Description of the task :: Omit the images, then output each of the records below exactly.

-------

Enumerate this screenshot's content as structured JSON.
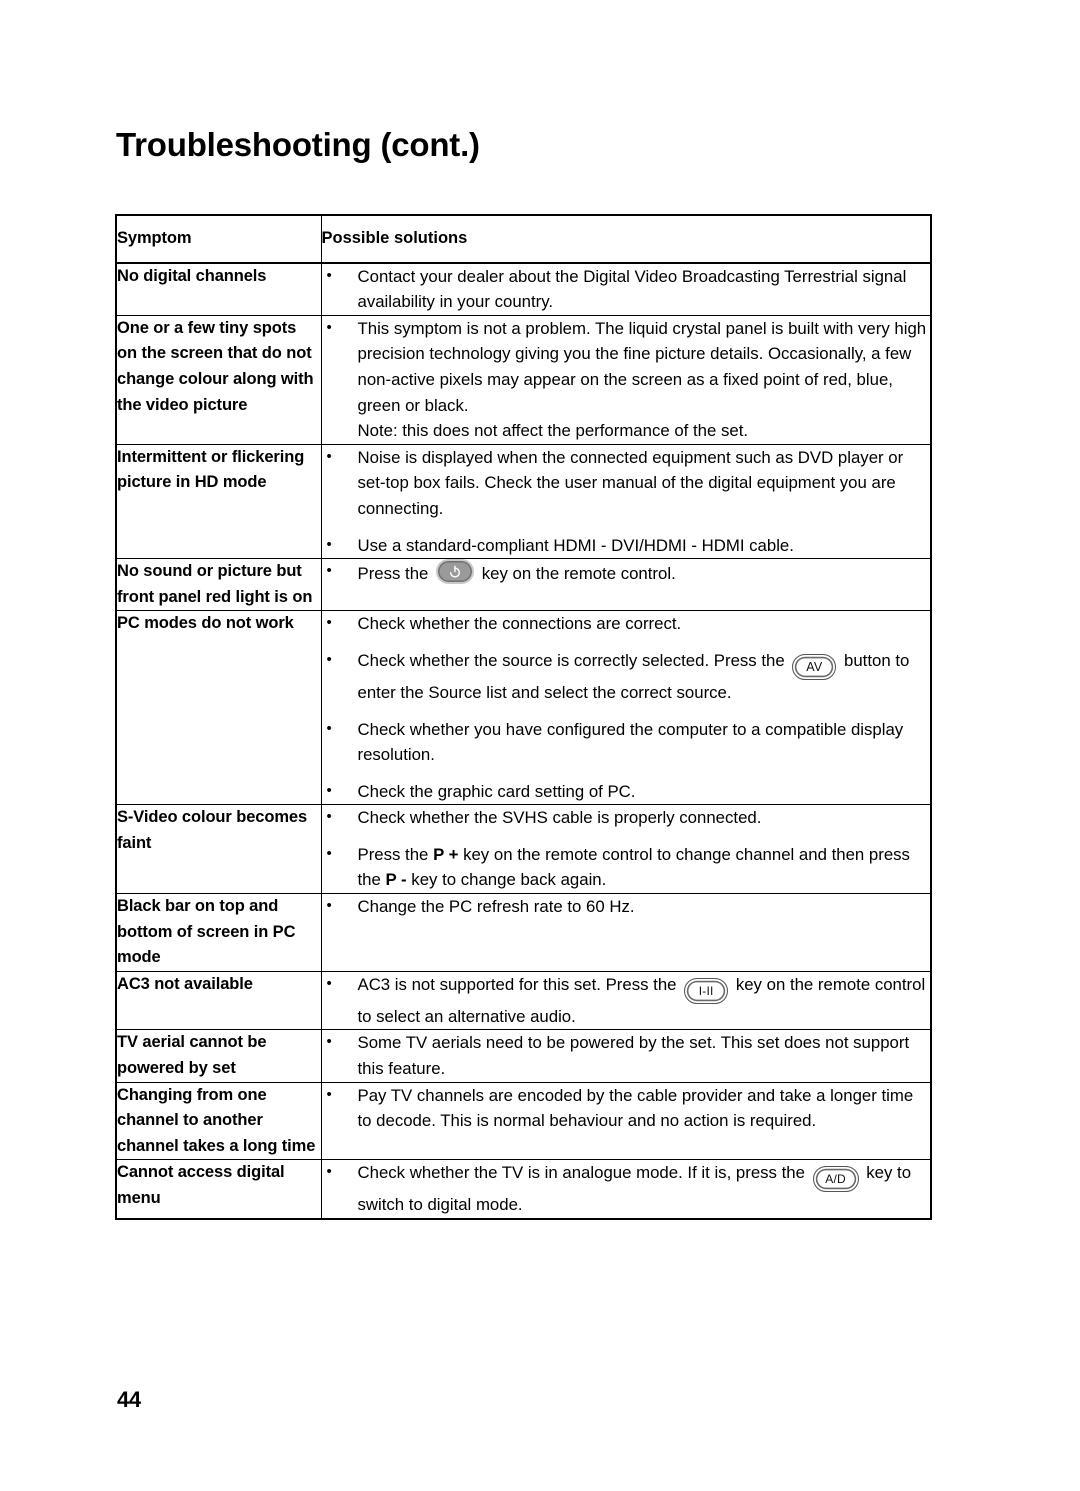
{
  "page": {
    "title": "Troubleshooting (cont.)",
    "number": "44"
  },
  "table": {
    "headers": {
      "symptom": "Symptom",
      "solutions": "Possible solutions"
    },
    "rows": [
      {
        "symptom": "No digital channels",
        "bullets": [
          {
            "text": "Contact your dealer about the Digital Video Broadcasting Terrestrial signal availability in your country."
          }
        ]
      },
      {
        "symptom": "One or a few tiny spots on the screen that do not change colour along with the video picture",
        "bullets": [
          {
            "text": "This symptom is not a problem. The liquid crystal panel is built with very high precision technology giving you the fine picture details. Occasionally, a few non-active pixels may appear on the screen as a fixed point of red, blue, green or black."
          }
        ],
        "note": "Note: this does not affect the performance of the set."
      },
      {
        "symptom": "Intermittent or flickering picture in HD mode",
        "bullets": [
          {
            "text": "Noise is displayed when the connected equipment such as DVD player or set-top box fails. Check the user manual of the digital equipment you are connecting."
          },
          {
            "text": "Use a standard-compliant HDMI - DVI/HDMI - HDMI cable."
          }
        ]
      },
      {
        "symptom": "No sound or picture but front panel red light is on",
        "bullets": [
          {
            "before": "Press the ",
            "key": "power-key",
            "after": " key on the remote control."
          }
        ]
      },
      {
        "symptom": "PC modes do not work",
        "bullets": [
          {
            "text": "Check whether the connections are correct."
          },
          {
            "before": "Check whether the source is correctly selected. Press the ",
            "key": "AV",
            "after": " button to enter the Source list and select the correct source."
          },
          {
            "text": "Check whether you have configured the computer to a compatible display resolution."
          },
          {
            "text": "Check the graphic card setting of PC."
          }
        ]
      },
      {
        "symptom": "S-Video colour becomes faint",
        "bullets": [
          {
            "text": "Check whether the SVHS cable is properly connected."
          },
          {
            "before": "Press the ",
            "kbd1": "P +",
            "middle": " key on the remote control to change channel and then press the ",
            "kbd2": "P -",
            "after": " key to change back again."
          }
        ]
      },
      {
        "symptom": "Black bar on top and bottom of screen in PC mode",
        "bullets": [
          {
            "text": "Change the PC refresh rate to 60 Hz."
          }
        ]
      },
      {
        "symptom": "AC3 not available",
        "bullets": [
          {
            "before": "AC3 is not supported for this set. Press the ",
            "key": "I-II",
            "after": " key on the remote control to select an alternative audio."
          }
        ]
      },
      {
        "symptom": "TV aerial cannot be powered by set",
        "bullets": [
          {
            "text": "Some TV aerials need to be powered by the set. This set does not support this feature."
          }
        ]
      },
      {
        "symptom": "Changing from one channel to another channel takes a long time",
        "bullets": [
          {
            "text": "Pay TV channels are encoded by the cable provider and take a longer time to decode. This is normal behaviour and no action is required."
          }
        ]
      },
      {
        "symptom": "Cannot access digital menu",
        "bullets": [
          {
            "before": "Check whether the TV is in analogue mode. If it is, press the ",
            "key": "A/D",
            "after": " key to switch to digital mode."
          }
        ]
      }
    ]
  },
  "colors": {
    "text": "#000000",
    "border": "#000000",
    "key_fill": "#9a9a9a",
    "key_outline": "#555555",
    "background": "#ffffff"
  }
}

-------

Correct answer ::
Enumerate this screenshot's content as structured JSON.
{
  "page": {
    "title": "Troubleshooting (cont.)",
    "number": "44"
  },
  "table": {
    "headers": {
      "symptom": "Symptom",
      "solutions": "Possible solutions"
    },
    "rows": [
      {
        "symptom": "No digital channels",
        "bullets": [
          {
            "text": "Contact your dealer about the Digital Video Broadcasting Terrestrial signal availability in your country."
          }
        ]
      },
      {
        "symptom": "One or a few tiny spots on the screen that do not change colour along with the video picture",
        "bullets": [
          {
            "text": "This symptom is not a problem. The liquid crystal panel is built with very high precision technology giving you the fine picture details. Occasionally, a few non-active pixels may appear on the screen as a fixed point of red, blue, green or black."
          }
        ],
        "note": "Note: this does not affect the performance of the set."
      },
      {
        "symptom": "Intermittent or flickering picture in HD mode",
        "bullets": [
          {
            "text": "Noise is displayed when the connected equipment such as DVD player or set-top box fails. Check the user manual of the digital equipment you are connecting."
          },
          {
            "text": "Use a standard-compliant HDMI - DVI/HDMI - HDMI cable."
          }
        ]
      },
      {
        "symptom": "No sound or picture but front panel red light is on",
        "bullets": [
          {
            "before": "Press the ",
            "key": "power-key",
            "after": " key on the remote control."
          }
        ]
      },
      {
        "symptom": "PC modes do not work",
        "bullets": [
          {
            "text": "Check whether the connections are correct."
          },
          {
            "before": "Check whether the source is correctly selected. Press the ",
            "key": "AV",
            "after": " button to enter the Source list and select the correct source."
          },
          {
            "text": "Check whether you have configured the computer to a compatible display resolution."
          },
          {
            "text": "Check the graphic card setting of PC."
          }
        ]
      },
      {
        "symptom": "S-Video colour becomes faint",
        "bullets": [
          {
            "text": "Check whether the SVHS cable is properly connected."
          },
          {
            "before": "Press the ",
            "kbd1": "P +",
            "middle": " key on the remote control to change channel and then press the ",
            "kbd2": "P -",
            "after": " key to change back again."
          }
        ]
      },
      {
        "symptom": "Black bar on top and bottom of screen in PC mode",
        "bullets": [
          {
            "text": "Change the PC refresh rate to 60 Hz."
          }
        ]
      },
      {
        "symptom": "AC3 not available",
        "bullets": [
          {
            "before": "AC3 is not supported for this set. Press the ",
            "key": "I-II",
            "after": " key on the remote control to select an alternative audio."
          }
        ]
      },
      {
        "symptom": "TV aerial cannot be powered by set",
        "bullets": [
          {
            "text": "Some TV aerials need to be powered by the set. This set does not support this feature."
          }
        ]
      },
      {
        "symptom": "Changing from one channel to another channel takes a long time",
        "bullets": [
          {
            "text": "Pay TV channels are encoded by the cable provider and take a longer time to decode. This is normal behaviour and no action is required."
          }
        ]
      },
      {
        "symptom": "Cannot access digital menu",
        "bullets": [
          {
            "before": "Check whether the TV is in analogue mode. If it is, press the ",
            "key": "A/D",
            "after": " key to switch to digital mode."
          }
        ]
      }
    ]
  },
  "colors": {
    "text": "#000000",
    "border": "#000000",
    "key_fill": "#9a9a9a",
    "key_outline": "#555555",
    "background": "#ffffff"
  }
}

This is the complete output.